## Extracted entries
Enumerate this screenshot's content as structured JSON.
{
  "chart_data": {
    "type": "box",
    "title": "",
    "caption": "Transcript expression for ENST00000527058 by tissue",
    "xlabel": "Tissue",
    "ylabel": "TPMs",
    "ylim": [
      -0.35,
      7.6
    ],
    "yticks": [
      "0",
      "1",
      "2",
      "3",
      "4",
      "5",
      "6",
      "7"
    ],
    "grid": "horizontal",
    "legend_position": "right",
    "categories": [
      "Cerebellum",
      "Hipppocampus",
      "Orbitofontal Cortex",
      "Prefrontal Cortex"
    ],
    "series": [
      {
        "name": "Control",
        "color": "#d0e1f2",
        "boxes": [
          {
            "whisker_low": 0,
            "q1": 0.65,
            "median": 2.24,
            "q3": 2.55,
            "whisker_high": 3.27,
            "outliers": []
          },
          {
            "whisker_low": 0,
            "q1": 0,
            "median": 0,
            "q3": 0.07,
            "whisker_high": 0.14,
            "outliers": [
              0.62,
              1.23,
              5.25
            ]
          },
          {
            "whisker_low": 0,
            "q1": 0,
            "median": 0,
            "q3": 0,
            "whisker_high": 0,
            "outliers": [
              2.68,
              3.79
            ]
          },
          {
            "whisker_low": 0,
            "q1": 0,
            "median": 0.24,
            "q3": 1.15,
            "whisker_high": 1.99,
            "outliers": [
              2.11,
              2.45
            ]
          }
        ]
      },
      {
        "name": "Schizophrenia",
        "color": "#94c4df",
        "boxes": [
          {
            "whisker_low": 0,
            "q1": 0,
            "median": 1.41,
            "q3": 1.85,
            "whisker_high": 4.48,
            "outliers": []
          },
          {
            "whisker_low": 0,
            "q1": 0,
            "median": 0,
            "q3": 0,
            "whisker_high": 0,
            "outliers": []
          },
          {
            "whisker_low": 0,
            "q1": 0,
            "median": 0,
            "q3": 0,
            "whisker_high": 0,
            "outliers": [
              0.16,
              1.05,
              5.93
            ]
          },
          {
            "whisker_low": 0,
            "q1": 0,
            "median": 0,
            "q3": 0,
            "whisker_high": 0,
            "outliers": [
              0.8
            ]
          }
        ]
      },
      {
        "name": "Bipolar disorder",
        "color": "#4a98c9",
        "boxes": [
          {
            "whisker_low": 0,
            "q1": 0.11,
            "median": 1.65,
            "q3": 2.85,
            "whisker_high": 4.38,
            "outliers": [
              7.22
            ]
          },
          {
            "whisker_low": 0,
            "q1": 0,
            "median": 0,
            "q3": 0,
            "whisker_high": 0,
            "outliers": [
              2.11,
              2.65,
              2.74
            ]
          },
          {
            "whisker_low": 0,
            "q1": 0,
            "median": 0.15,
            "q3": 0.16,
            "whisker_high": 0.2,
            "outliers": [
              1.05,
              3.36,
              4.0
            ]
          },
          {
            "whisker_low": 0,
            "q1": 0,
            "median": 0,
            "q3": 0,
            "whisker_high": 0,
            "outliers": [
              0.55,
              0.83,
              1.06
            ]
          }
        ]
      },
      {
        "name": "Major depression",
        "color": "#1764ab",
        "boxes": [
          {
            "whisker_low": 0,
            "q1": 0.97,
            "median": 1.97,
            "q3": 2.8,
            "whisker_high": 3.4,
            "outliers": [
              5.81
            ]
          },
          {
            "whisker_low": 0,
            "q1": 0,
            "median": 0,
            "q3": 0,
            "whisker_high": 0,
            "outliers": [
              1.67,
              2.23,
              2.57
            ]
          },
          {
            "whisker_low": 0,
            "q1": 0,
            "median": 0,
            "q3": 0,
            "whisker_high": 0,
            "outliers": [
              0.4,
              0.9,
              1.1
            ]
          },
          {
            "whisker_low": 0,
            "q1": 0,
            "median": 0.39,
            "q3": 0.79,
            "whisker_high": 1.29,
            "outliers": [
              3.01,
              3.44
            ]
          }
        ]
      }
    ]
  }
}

## Stated exercise
Each line of the material above must be retyped precisely.

## Result
Enumerate this screenshot's content as structured JSON.
{
  "chart_data": {
    "type": "box",
    "title": "",
    "caption": "Transcript expression for ENST00000527058 by tissue",
    "xlabel": "Tissue",
    "ylabel": "TPMs",
    "ylim": [
      -0.35,
      7.6
    ],
    "yticks": [
      "0",
      "1",
      "2",
      "3",
      "4",
      "5",
      "6",
      "7"
    ],
    "grid": "horizontal",
    "legend_position": "right",
    "categories": [
      "Cerebellum",
      "Hipppocampus",
      "Orbitofontal Cortex",
      "Prefrontal Cortex"
    ],
    "series": [
      {
        "name": "Control",
        "color": "#d0e1f2",
        "boxes": [
          {
            "whisker_low": 0,
            "q1": 0.65,
            "median": 2.24,
            "q3": 2.55,
            "whisker_high": 3.27,
            "outliers": []
          },
          {
            "whisker_low": 0,
            "q1": 0,
            "median": 0,
            "q3": 0.07,
            "whisker_high": 0.14,
            "outliers": [
              0.62,
              1.23,
              5.25
            ]
          },
          {
            "whisker_low": 0,
            "q1": 0,
            "median": 0,
            "q3": 0,
            "whisker_high": 0,
            "outliers": [
              2.68,
              3.79
            ]
          },
          {
            "whisker_low": 0,
            "q1": 0,
            "median": 0.24,
            "q3": 1.15,
            "whisker_high": 1.99,
            "outliers": [
              2.11,
              2.45
            ]
          }
        ]
      },
      {
        "name": "Schizophrenia",
        "color": "#94c4df",
        "boxes": [
          {
            "whisker_low": 0,
            "q1": 0,
            "median": 1.41,
            "q3": 1.85,
            "whisker_high": 4.48,
            "outliers": []
          },
          {
            "whisker_low": 0,
            "q1": 0,
            "median": 0,
            "q3": 0,
            "whisker_high": 0,
            "outliers": []
          },
          {
            "whisker_low": 0,
            "q1": 0,
            "median": 0,
            "q3": 0,
            "whisker_high": 0,
            "outliers": [
              0.16,
              1.05,
              5.93
            ]
          },
          {
            "whisker_low": 0,
            "q1": 0,
            "median": 0,
            "q3": 0,
            "whisker_high": 0,
            "outliers": [
              0.8
            ]
          }
        ]
      },
      {
        "name": "Bipolar disorder",
        "color": "#4a98c9",
        "boxes": [
          {
            "whisker_low": 0,
            "q1": 0.11,
            "median": 1.65,
            "q3": 2.85,
            "whisker_high": 4.38,
            "outliers": [
              7.22
            ]
          },
          {
            "whisker_low": 0,
            "q1": 0,
            "median": 0,
            "q3": 0,
            "whisker_high": 0,
            "outliers": [
              2.11,
              2.65,
              2.74
            ]
          },
          {
            "whisker_low": 0,
            "q1": 0,
            "median": 0.15,
            "q3": 0.16,
            "whisker_high": 0.2,
            "outliers": [
              1.05,
              3.36,
              4.0
            ]
          },
          {
            "whisker_low": 0,
            "q1": 0,
            "median": 0,
            "q3": 0,
            "whisker_high": 0,
            "outliers": [
              0.55,
              0.83,
              1.06
            ]
          }
        ]
      },
      {
        "name": "Major depression",
        "color": "#1764ab",
        "boxes": [
          {
            "whisker_low": 0,
            "q1": 0.97,
            "median": 1.97,
            "q3": 2.8,
            "whisker_high": 3.4,
            "outliers": [
              5.81
            ]
          },
          {
            "whisker_low": 0,
            "q1": 0,
            "median": 0,
            "q3": 0,
            "whisker_high": 0,
            "outliers": [
              1.67,
              2.23,
              2.57
            ]
          },
          {
            "whisker_low": 0,
            "q1": 0,
            "median": 0,
            "q3": 0,
            "whisker_high": 0,
            "outliers": [
              0.4,
              0.9,
              1.1
            ]
          },
          {
            "whisker_low": 0,
            "q1": 0,
            "median": 0.39,
            "q3": 0.79,
            "whisker_high": 1.29,
            "outliers": [
              3.01,
              3.44
            ]
          }
        ]
      }
    ]
  }
}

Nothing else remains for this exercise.